> [Task prompt] Write each line out again exactly as written.

> [Records shown]
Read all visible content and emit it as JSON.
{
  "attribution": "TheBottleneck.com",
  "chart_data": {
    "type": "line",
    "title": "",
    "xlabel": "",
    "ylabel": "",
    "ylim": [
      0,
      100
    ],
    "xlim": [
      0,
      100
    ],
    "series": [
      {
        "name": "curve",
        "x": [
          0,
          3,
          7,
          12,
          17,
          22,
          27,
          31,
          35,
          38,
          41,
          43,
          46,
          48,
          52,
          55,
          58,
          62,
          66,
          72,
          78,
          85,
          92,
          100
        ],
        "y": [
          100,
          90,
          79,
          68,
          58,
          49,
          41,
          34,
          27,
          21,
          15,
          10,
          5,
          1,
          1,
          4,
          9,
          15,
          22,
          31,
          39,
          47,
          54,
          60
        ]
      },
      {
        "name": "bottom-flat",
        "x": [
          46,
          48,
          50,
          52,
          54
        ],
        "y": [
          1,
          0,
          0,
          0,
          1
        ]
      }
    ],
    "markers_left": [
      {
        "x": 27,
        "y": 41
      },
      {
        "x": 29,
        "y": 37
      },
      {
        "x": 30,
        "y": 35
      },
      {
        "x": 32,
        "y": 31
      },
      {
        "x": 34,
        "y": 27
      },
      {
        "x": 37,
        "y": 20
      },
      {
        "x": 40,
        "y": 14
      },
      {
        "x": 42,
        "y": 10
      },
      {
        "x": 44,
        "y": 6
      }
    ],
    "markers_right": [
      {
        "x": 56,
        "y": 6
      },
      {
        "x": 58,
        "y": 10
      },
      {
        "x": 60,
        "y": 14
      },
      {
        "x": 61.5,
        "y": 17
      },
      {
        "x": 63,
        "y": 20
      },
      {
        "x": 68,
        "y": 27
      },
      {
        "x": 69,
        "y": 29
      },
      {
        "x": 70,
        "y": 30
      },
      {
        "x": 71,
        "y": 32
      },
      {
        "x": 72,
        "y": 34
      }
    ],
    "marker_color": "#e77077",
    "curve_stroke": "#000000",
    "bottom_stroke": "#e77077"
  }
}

> [Exercise answer]
Read all visible content and emit it as JSON.
{
  "attribution": "TheBottleneck.com",
  "chart_data": {
    "type": "line",
    "title": "",
    "xlabel": "",
    "ylabel": "",
    "ylim": [
      0,
      100
    ],
    "xlim": [
      0,
      100
    ],
    "series": [
      {
        "name": "curve",
        "x": [
          0,
          3,
          7,
          12,
          17,
          22,
          27,
          31,
          35,
          38,
          41,
          43,
          46,
          48,
          52,
          55,
          58,
          62,
          66,
          72,
          78,
          85,
          92,
          100
        ],
        "y": [
          100,
          90,
          79,
          68,
          58,
          49,
          41,
          34,
          27,
          21,
          15,
          10,
          5,
          1,
          1,
          4,
          9,
          15,
          22,
          31,
          39,
          47,
          54,
          60
        ]
      },
      {
        "name": "bottom-flat",
        "x": [
          46,
          48,
          50,
          52,
          54
        ],
        "y": [
          1,
          0,
          0,
          0,
          1
        ]
      }
    ],
    "markers_left": [
      {
        "x": 27,
        "y": 41
      },
      {
        "x": 29,
        "y": 37
      },
      {
        "x": 30,
        "y": 35
      },
      {
        "x": 32,
        "y": 31
      },
      {
        "x": 34,
        "y": 27
      },
      {
        "x": 37,
        "y": 20
      },
      {
        "x": 40,
        "y": 14
      },
      {
        "x": 42,
        "y": 10
      },
      {
        "x": 44,
        "y": 6
      }
    ],
    "markers_right": [
      {
        "x": 56,
        "y": 6
      },
      {
        "x": 58,
        "y": 10
      },
      {
        "x": 60,
        "y": 14
      },
      {
        "x": 61.5,
        "y": 17
      },
      {
        "x": 63,
        "y": 20
      },
      {
        "x": 68,
        "y": 27
      },
      {
        "x": 69,
        "y": 29
      },
      {
        "x": 70,
        "y": 30
      },
      {
        "x": 71,
        "y": 32
      },
      {
        "x": 72,
        "y": 34
      }
    ],
    "marker_color": "#e77077",
    "curve_stroke": "#000000",
    "bottom_stroke": "#e77077"
  }
}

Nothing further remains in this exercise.